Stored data
-- START --

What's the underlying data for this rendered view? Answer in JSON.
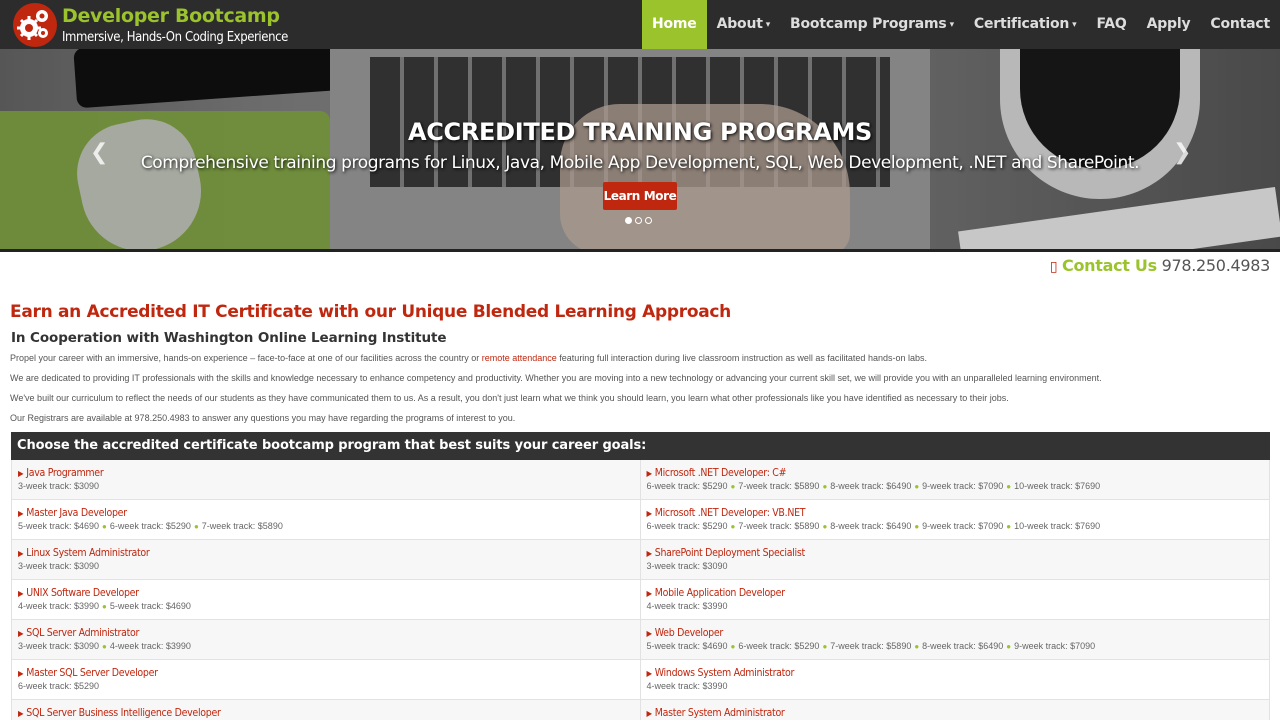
{
  "brand": {
    "name": "Developer Bootcamp",
    "tagline": "Immersive, Hands-On Coding Experience"
  },
  "nav": [
    {
      "label": "Home",
      "active": true,
      "caret": false
    },
    {
      "label": "About",
      "caret": true
    },
    {
      "label": "Bootcamp Programs",
      "caret": true
    },
    {
      "label": "Certification",
      "caret": true
    },
    {
      "label": "FAQ",
      "caret": false
    },
    {
      "label": "Apply",
      "caret": false
    },
    {
      "label": "Contact",
      "caret": false
    }
  ],
  "hero": {
    "title": "ACCREDITED TRAINING PROGRAMS",
    "subtitle": "Comprehensive training programs for Linux, Java, Mobile App Development, SQL, Web Development, .NET and SharePoint.",
    "button": "Learn More",
    "slide_count": 3,
    "active_slide": 1
  },
  "contact": {
    "label": "Contact Us",
    "phone": "978.250.4983"
  },
  "content": {
    "heading": "Earn an Accredited IT Certificate with our Unique Blended Learning Approach",
    "subheading": "In Cooperation with Washington Online Learning Institute",
    "p1_before": "Propel your career with an immersive, hands-on experience – face-to-face at one of our facilities across the country or ",
    "p1_link": "remote attendance",
    "p1_after": " featuring full interaction during live classroom instruction as well as facilitated hands-on labs.",
    "p2": "We are dedicated to providing IT professionals with the skills and knowledge necessary to enhance competency and productivity. Whether you are moving into a new technology or advancing your current skill set, we will provide you with an unparalleled learning environment.",
    "p3": "We've built our curriculum to reflect the needs of our students as they have communicated them to us. As a result, you don't just learn what we think you should learn, you learn what other professionals like you have identified as necessary to their jobs.",
    "p4": "Our Registrars are available at 978.250.4983 to answer any questions you may have regarding the programs of interest to you."
  },
  "programs": {
    "header": "Choose the accredited certificate bootcamp program that best suits your career goals:",
    "rows": [
      [
        {
          "name": "Java Programmer",
          "tracks": [
            "3-week track: $3090"
          ]
        },
        {
          "name": "Microsoft .NET Developer: C#",
          "tracks": [
            "6-week track: $5290",
            "7-week track: $5890",
            "8-week track: $6490",
            "9-week track: $7090",
            "10-week track: $7690"
          ]
        }
      ],
      [
        {
          "name": "Master Java Developer",
          "tracks": [
            "5-week track: $4690",
            "6-week track: $5290",
            "7-week track: $5890"
          ]
        },
        {
          "name": "Microsoft .NET Developer: VB.NET",
          "tracks": [
            "6-week track: $5290",
            "7-week track: $5890",
            "8-week track: $6490",
            "9-week track: $7090",
            "10-week track: $7690"
          ]
        }
      ],
      [
        {
          "name": "Linux System Administrator",
          "tracks": [
            "3-week track: $3090"
          ]
        },
        {
          "name": "SharePoint Deployment Specialist",
          "tracks": [
            "3-week track: $3090"
          ]
        }
      ],
      [
        {
          "name": "UNIX Software Developer",
          "tracks": [
            "4-week track: $3990",
            "5-week track: $4690"
          ]
        },
        {
          "name": "Mobile Application Developer",
          "tracks": [
            "4-week track: $3990"
          ]
        }
      ],
      [
        {
          "name": "SQL Server Administrator",
          "tracks": [
            "3-week track: $3090",
            "4-week track: $3990"
          ]
        },
        {
          "name": "Web Developer",
          "tracks": [
            "5-week track: $4690",
            "6-week track: $5290",
            "7-week track: $5890",
            "8-week track: $6490",
            "9-week track: $7090"
          ]
        }
      ],
      [
        {
          "name": "Master SQL Server Developer",
          "tracks": [
            "6-week track: $5290"
          ]
        },
        {
          "name": "Windows System Administrator",
          "tracks": [
            "4-week track: $3990"
          ]
        }
      ],
      [
        {
          "name": "SQL Server Business Intelligence Developer",
          "tracks": []
        },
        {
          "name": "Master System Administrator",
          "tracks": []
        }
      ]
    ]
  }
}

-- END --

[What needs to be done] Give back the whole listing as it stands, minus its pictures.

[Task answer]
What's the underlying data for this rendered view? Answer in JSON.
{
  "brand": {
    "name": "Developer Bootcamp",
    "tagline": "Immersive, Hands-On Coding Experience"
  },
  "nav": [
    {
      "label": "Home",
      "active": true,
      "caret": false
    },
    {
      "label": "About",
      "caret": true
    },
    {
      "label": "Bootcamp Programs",
      "caret": true
    },
    {
      "label": "Certification",
      "caret": true
    },
    {
      "label": "FAQ",
      "caret": false
    },
    {
      "label": "Apply",
      "caret": false
    },
    {
      "label": "Contact",
      "caret": false
    }
  ],
  "hero": {
    "title": "ACCREDITED TRAINING PROGRAMS",
    "subtitle": "Comprehensive training programs for Linux, Java, Mobile App Development, SQL, Web Development, .NET and SharePoint.",
    "button": "Learn More",
    "slide_count": 3,
    "active_slide": 1
  },
  "contact": {
    "label": "Contact Us",
    "phone": "978.250.4983"
  },
  "content": {
    "heading": "Earn an Accredited IT Certificate with our Unique Blended Learning Approach",
    "subheading": "In Cooperation with Washington Online Learning Institute",
    "p1_before": "Propel your career with an immersive, hands-on experience – face-to-face at one of our facilities across the country or ",
    "p1_link": "remote attendance",
    "p1_after": " featuring full interaction during live classroom instruction as well as facilitated hands-on labs.",
    "p2": "We are dedicated to providing IT professionals with the skills and knowledge necessary to enhance competency and productivity. Whether you are moving into a new technology or advancing your current skill set, we will provide you with an unparalleled learning environment.",
    "p3": "We've built our curriculum to reflect the needs of our students as they have communicated them to us. As a result, you don't just learn what we think you should learn, you learn what other professionals like you have identified as necessary to their jobs.",
    "p4": "Our Registrars are available at 978.250.4983 to answer any questions you may have regarding the programs of interest to you."
  },
  "programs": {
    "header": "Choose the accredited certificate bootcamp program that best suits your career goals:",
    "rows": [
      [
        {
          "name": "Java Programmer",
          "tracks": [
            "3-week track: $3090"
          ]
        },
        {
          "name": "Microsoft .NET Developer: C#",
          "tracks": [
            "6-week track: $5290",
            "7-week track: $5890",
            "8-week track: $6490",
            "9-week track: $7090",
            "10-week track: $7690"
          ]
        }
      ],
      [
        {
          "name": "Master Java Developer",
          "tracks": [
            "5-week track: $4690",
            "6-week track: $5290",
            "7-week track: $5890"
          ]
        },
        {
          "name": "Microsoft .NET Developer: VB.NET",
          "tracks": [
            "6-week track: $5290",
            "7-week track: $5890",
            "8-week track: $6490",
            "9-week track: $7090",
            "10-week track: $7690"
          ]
        }
      ],
      [
        {
          "name": "Linux System Administrator",
          "tracks": [
            "3-week track: $3090"
          ]
        },
        {
          "name": "SharePoint Deployment Specialist",
          "tracks": [
            "3-week track: $3090"
          ]
        }
      ],
      [
        {
          "name": "UNIX Software Developer",
          "tracks": [
            "4-week track: $3990",
            "5-week track: $4690"
          ]
        },
        {
          "name": "Mobile Application Developer",
          "tracks": [
            "4-week track: $3990"
          ]
        }
      ],
      [
        {
          "name": "SQL Server Administrator",
          "tracks": [
            "3-week track: $3090",
            "4-week track: $3990"
          ]
        },
        {
          "name": "Web Developer",
          "tracks": [
            "5-week track: $4690",
            "6-week track: $5290",
            "7-week track: $5890",
            "8-week track: $6490",
            "9-week track: $7090"
          ]
        }
      ],
      [
        {
          "name": "Master SQL Server Developer",
          "tracks": [
            "6-week track: $5290"
          ]
        },
        {
          "name": "Windows System Administrator",
          "tracks": [
            "4-week track: $3990"
          ]
        }
      ],
      [
        {
          "name": "SQL Server Business Intelligence Developer",
          "tracks": []
        },
        {
          "name": "Master System Administrator",
          "tracks": []
        }
      ]
    ]
  }
}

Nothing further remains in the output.